Data records
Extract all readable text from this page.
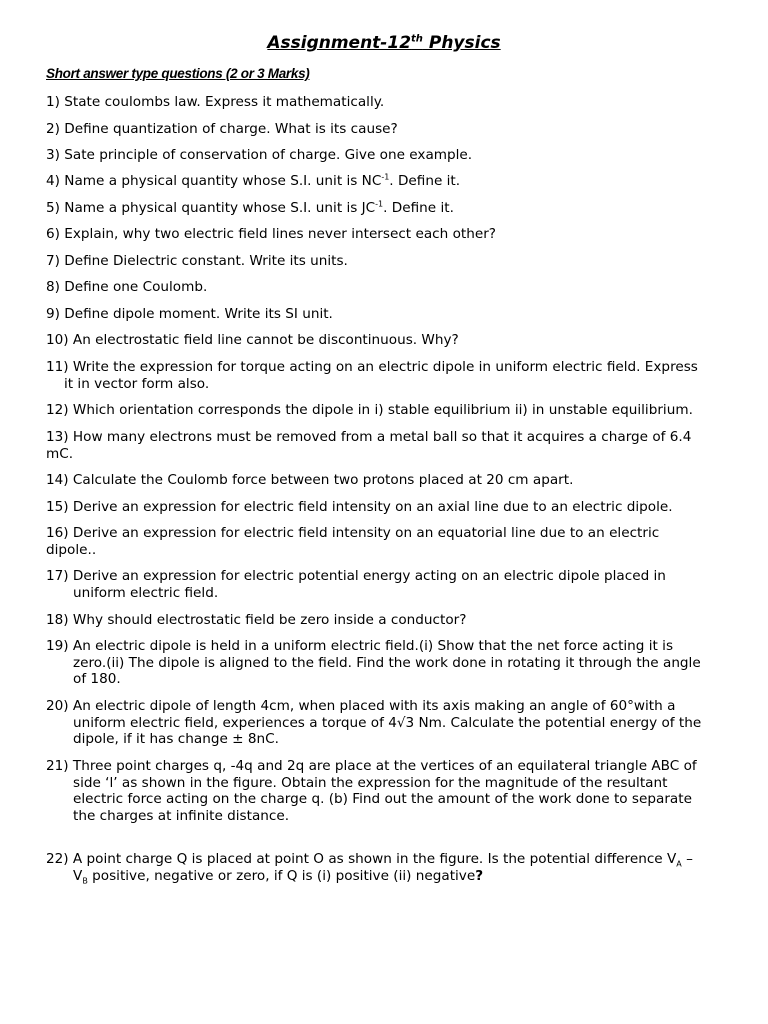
Assignment-12th Physics
Short answer type questions (2 or 3 Marks)
1) State coulombs law. Express it mathematically.
2) Define quantization of charge. What is its cause?
3) Sate principle of conservation of charge. Give one example.
4) Name a physical quantity whose S.I. unit is $NC^{-1}$. Define it.
5) Name a physical quantity whose S.I. unit is $JC^{-1}$. Define it.
6) Explain, why two electric field lines never intersect each other?
7) Define Dielectric constant. Write its units.
8) Define one Coulomb.
9) Define dipole moment. Write its SI unit.
10) An electrostatic field line cannot be discontinuous. Why?
11) Write the expression for torque acting on an electric dipole in uniform electric field. Express
it in vector form also.
12) Which orientation corresponds the dipole in i) stable equilibrium ii) in unstable equilibrium.
13) How many electrons must be removed from a metal ball so that it acquires a charge of 6.4
mC.
14) Calculate the Coulomb force between two protons placed at 20 cm apart.
15) Derive an expression for electric field intensity on an axial line due to an electric dipole.
16) Derive an expression for electric field intensity on an equatorial line due to an electric
dipole..
17) Derive an expression for electric potential energy acting on an electric dipole placed in
uniform electric field.
18) Why should electrostatic field be zero inside a conductor?
19) An electric dipole is held in a uniform electric field.(i) Show that the net force acting it is
zero.(ii) The dipole is aligned to the field. Find the work done in rotating it through the angle
of 180.
20) An electric dipole of length 4cm, when placed with its axis making an angle of 60°with a
uniform electric field, experiences a torque of 4√3 Nm. Calculate the potential energy of the
dipole, if it has change ± 8nC.
21) Three point charges q, -4q and 2q are place at the vertices of an equilateral triangle ABC of
side ‘l’ as shown in the figure. Obtain the expression for the magnitude of the resultant
electric force acting on the charge q. (b) Find out the amount of the work done to separate
the charges at infinite distance.
22) A point charge Q is placed at point O as shown in the figure. Is the potential difference $V_A$ –
$V_B$ positive, negative or zero, if Q is (i) positive (ii) negative?
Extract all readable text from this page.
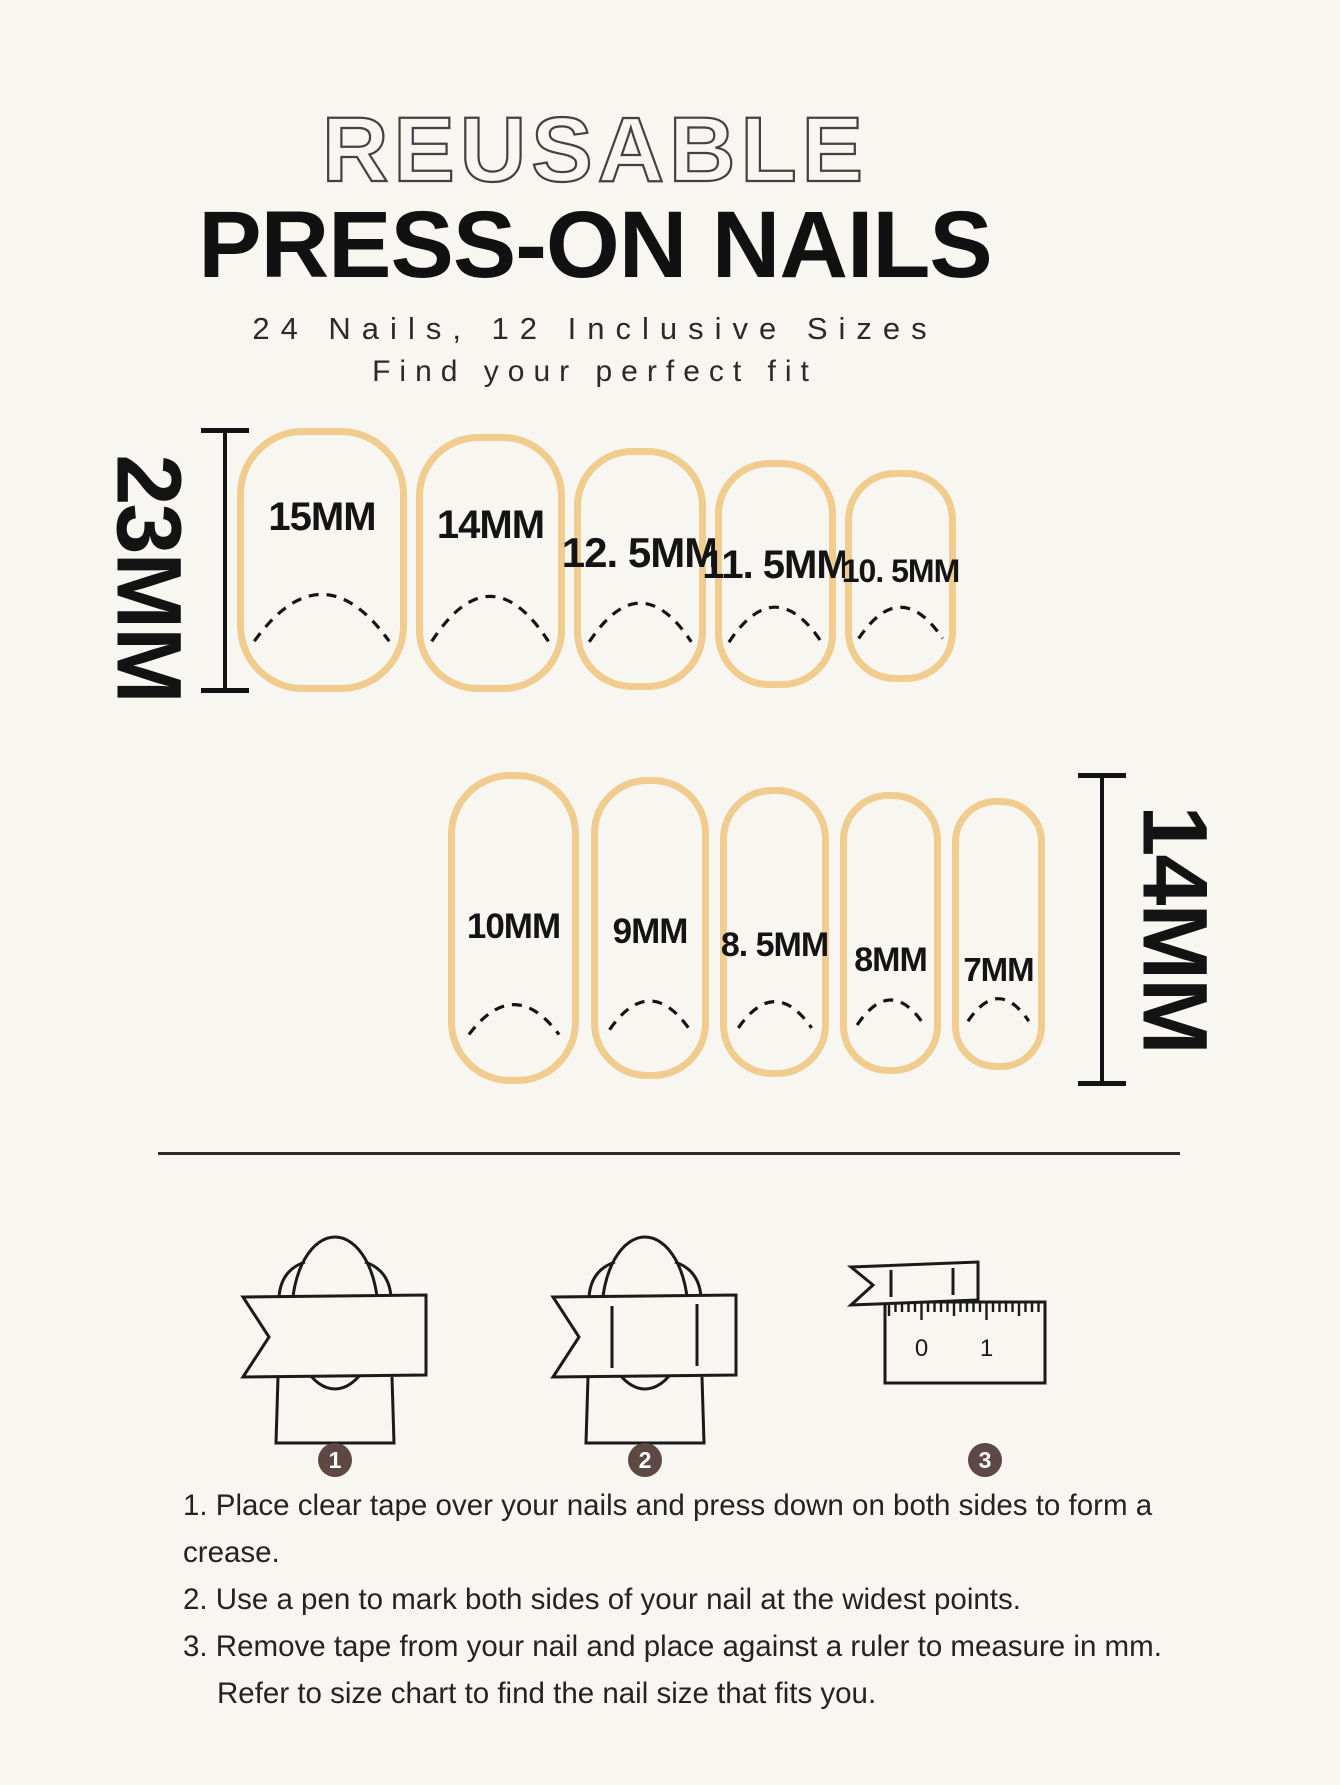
REUSABLE
PRESS-ON NAILS
24 Nails, 12 Inclusive Sizes
Find your perfect fit
23MM 15MM 14MM
12. 5MM
11. 5MM
10. 5MM
10MM 9MM 8. 5MM 8MM 7MM 14MM
0 1
1	2	3
1. Place clear tape over your nails and press down on both sides to form a crease.
2. Use a pen to mark both sides of your nail at the widest points.
3. Remove tape from your nail and place against a ruler to measure in mm.
Refer to size chart to find the nail size that fits you.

### What to do
Reproduce the full listing above verbatim, with no pictures included.

### Correct answer
Extract all readable text from this page.
Assignment-12th Physics
Short answer type questions (2 or 3 Marks)
1) State coulombs law. Express it mathematically.
2) Define quantization of charge. What is its cause?
3) Sate principle of conservation of charge. Give one example.
4) Name a physical quantity whose S.I. unit is $NC^{-1}$. Define it.
5) Name a physical quantity whose S.I. unit is $JC^{-1}$. Define it.
6) Explain, why two electric field lines never intersect each other?
7) Define Dielectric constant. Write its units.
8) Define one Coulomb.
9) Define dipole moment. Write its SI unit.
10) An electrostatic field line cannot be discontinuous. Why?
11) Write the expression for torque acting on an electric dipole in uniform electric field. Express
it in vector form also.
12) Which orientation corresponds the dipole in i) stable equilibrium ii) in unstable equilibrium.
13) How many electrons must be removed from a metal ball so that it acquires a charge of 6.4
mC.
14) Calculate the Coulomb force between two protons placed at 20 cm apart.
15) Derive an expression for electric field intensity on an axial line due to an electric dipole.
16) Derive an expression for electric field intensity on an equatorial line due to an electric
dipole..
17) Derive an expression for electric potential energy acting on an electric dipole placed in
uniform electric field.
18) Why should electrostatic field be zero inside a conductor?
19) An electric dipole is held in a uniform electric field.(i) Show that the net force acting it is
zero.(ii) The dipole is aligned to the field. Find the work done in rotating it through the angle
of 180.
20) An electric dipole of length 4cm, when placed with its axis making an angle of 60°with a
uniform electric field, experiences a torque of 4√3 Nm. Calculate the potential energy of the
dipole, if it has change ± 8nC.
21) Three point charges q, -4q and 2q are place at the vertices of an equilateral triangle ABC of
side ‘l’ as shown in the figure. Obtain the expression for the magnitude of the resultant
electric force acting on the charge q. (b) Find out the amount of the work done to separate
the charges at infinite distance.
22) A point charge Q is placed at point O as shown in the figure. Is the potential difference $V_A$ –
$V_B$ positive, negative or zero, if Q is (i) positive (ii) negative?
Extract all readable text from this page.
REUSABLE
PRESS-ON NAILS
24 Nails, 12 Inclusive Sizes
Find your perfect fit
23MM 15MM 14MM
12. 5MM
11. 5MM
10. 5MM
10MM 9MM 8. 5MM 8MM 7MM 14MM
0 1
1	2	3
1. Place clear tape over your nails and press down on both sides to form a crease.
2. Use a pen to mark both sides of your nail at the widest points.
3. Remove tape from your nail and place against a ruler to measure in mm.
Refer to size chart to find the nail size that fits you.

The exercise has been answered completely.